**What is expected**
Repeat each record exactly. Any picture gets left out.
◇ ◇ ◇ ◇ ◇ ◇ ◇
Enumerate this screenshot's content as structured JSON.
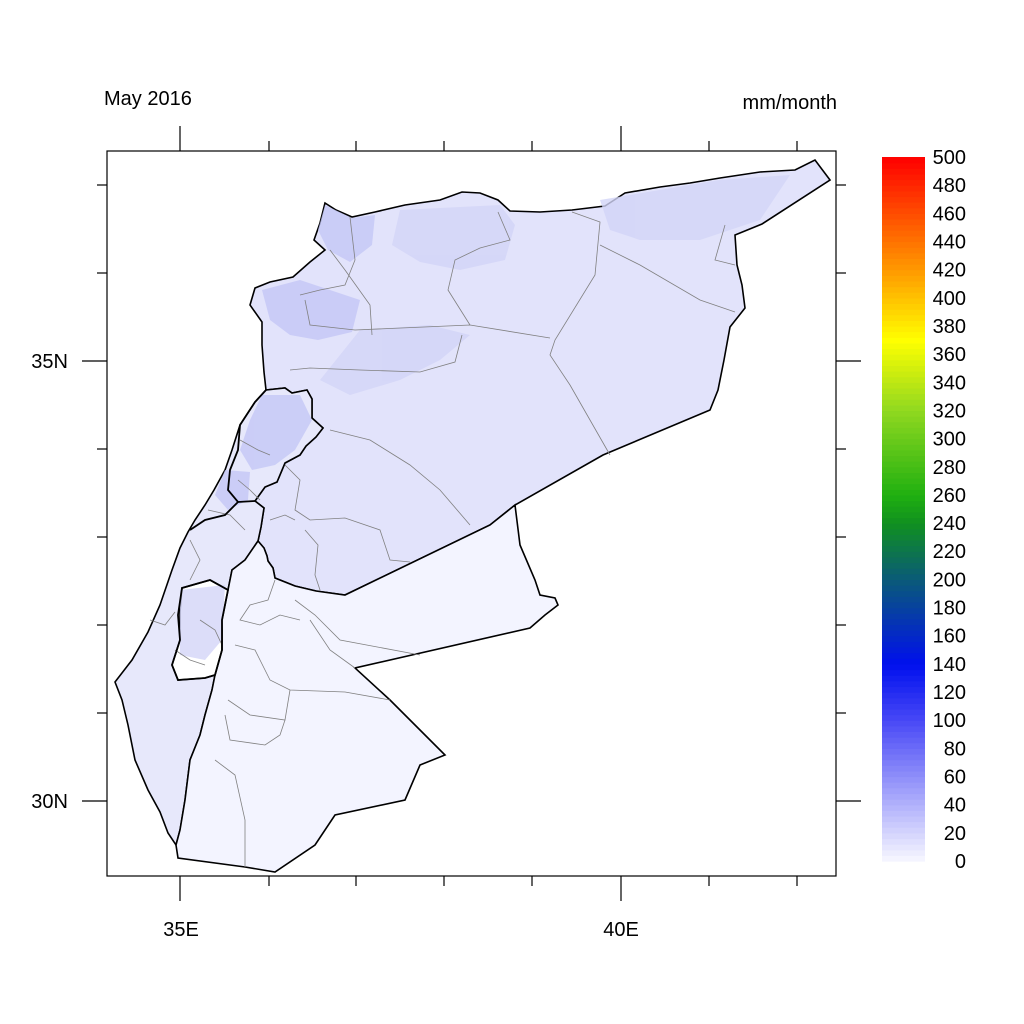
{
  "title_left": "May 2016",
  "title_right": "mm/month",
  "x_axis": {
    "ticks": [
      {
        "value": 35,
        "label": "35E"
      },
      {
        "value": 40,
        "label": "40E"
      }
    ]
  },
  "y_axis": {
    "ticks": [
      {
        "value": 35,
        "label": "35N"
      },
      {
        "value": 30,
        "label": "30N"
      }
    ]
  },
  "colorbar": {
    "min": 0,
    "max": 500,
    "step": 20,
    "labels": [
      "0",
      "20",
      "40",
      "60",
      "80",
      "100",
      "120",
      "140",
      "160",
      "180",
      "200",
      "220",
      "240",
      "260",
      "280",
      "300",
      "320",
      "340",
      "360",
      "380",
      "400",
      "420",
      "440",
      "460",
      "480",
      "500"
    ],
    "stops": [
      {
        "value": 0,
        "color": "#f7f7ff"
      },
      {
        "value": 100,
        "color": "#4848f6"
      },
      {
        "value": 140,
        "color": "#0010ee"
      },
      {
        "value": 200,
        "color": "#0a5a78"
      },
      {
        "value": 240,
        "color": "#109020"
      },
      {
        "value": 260,
        "color": "#20b010"
      },
      {
        "value": 320,
        "color": "#90d820"
      },
      {
        "value": 370,
        "color": "#ffff00"
      },
      {
        "value": 420,
        "color": "#ff9900"
      },
      {
        "value": 500,
        "color": "#ff0000"
      }
    ]
  },
  "colors": {
    "syria": "#e2e3fb",
    "levant": "#e7e8fb",
    "jordan": "#f3f4ff",
    "wet_patch": "#c2c5f6",
    "boundary": "#000000",
    "admin": "#808080"
  }
}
◇ ◇ ◇ ◇ ◇ ◇ ◇
**Result of this exercise**
Enumerate this screenshot's content as structured JSON.
{
  "title_left": "May 2016",
  "title_right": "mm/month",
  "x_axis": {
    "ticks": [
      {
        "value": 35,
        "label": "35E"
      },
      {
        "value": 40,
        "label": "40E"
      }
    ]
  },
  "y_axis": {
    "ticks": [
      {
        "value": 35,
        "label": "35N"
      },
      {
        "value": 30,
        "label": "30N"
      }
    ]
  },
  "colorbar": {
    "min": 0,
    "max": 500,
    "step": 20,
    "labels": [
      "0",
      "20",
      "40",
      "60",
      "80",
      "100",
      "120",
      "140",
      "160",
      "180",
      "200",
      "220",
      "240",
      "260",
      "280",
      "300",
      "320",
      "340",
      "360",
      "380",
      "400",
      "420",
      "440",
      "460",
      "480",
      "500"
    ],
    "stops": [
      {
        "value": 0,
        "color": "#f7f7ff"
      },
      {
        "value": 100,
        "color": "#4848f6"
      },
      {
        "value": 140,
        "color": "#0010ee"
      },
      {
        "value": 200,
        "color": "#0a5a78"
      },
      {
        "value": 240,
        "color": "#109020"
      },
      {
        "value": 260,
        "color": "#20b010"
      },
      {
        "value": 320,
        "color": "#90d820"
      },
      {
        "value": 370,
        "color": "#ffff00"
      },
      {
        "value": 420,
        "color": "#ff9900"
      },
      {
        "value": 500,
        "color": "#ff0000"
      }
    ]
  },
  "colors": {
    "syria": "#e2e3fb",
    "levant": "#e7e8fb",
    "jordan": "#f3f4ff",
    "wet_patch": "#c2c5f6",
    "boundary": "#000000",
    "admin": "#808080"
  }
}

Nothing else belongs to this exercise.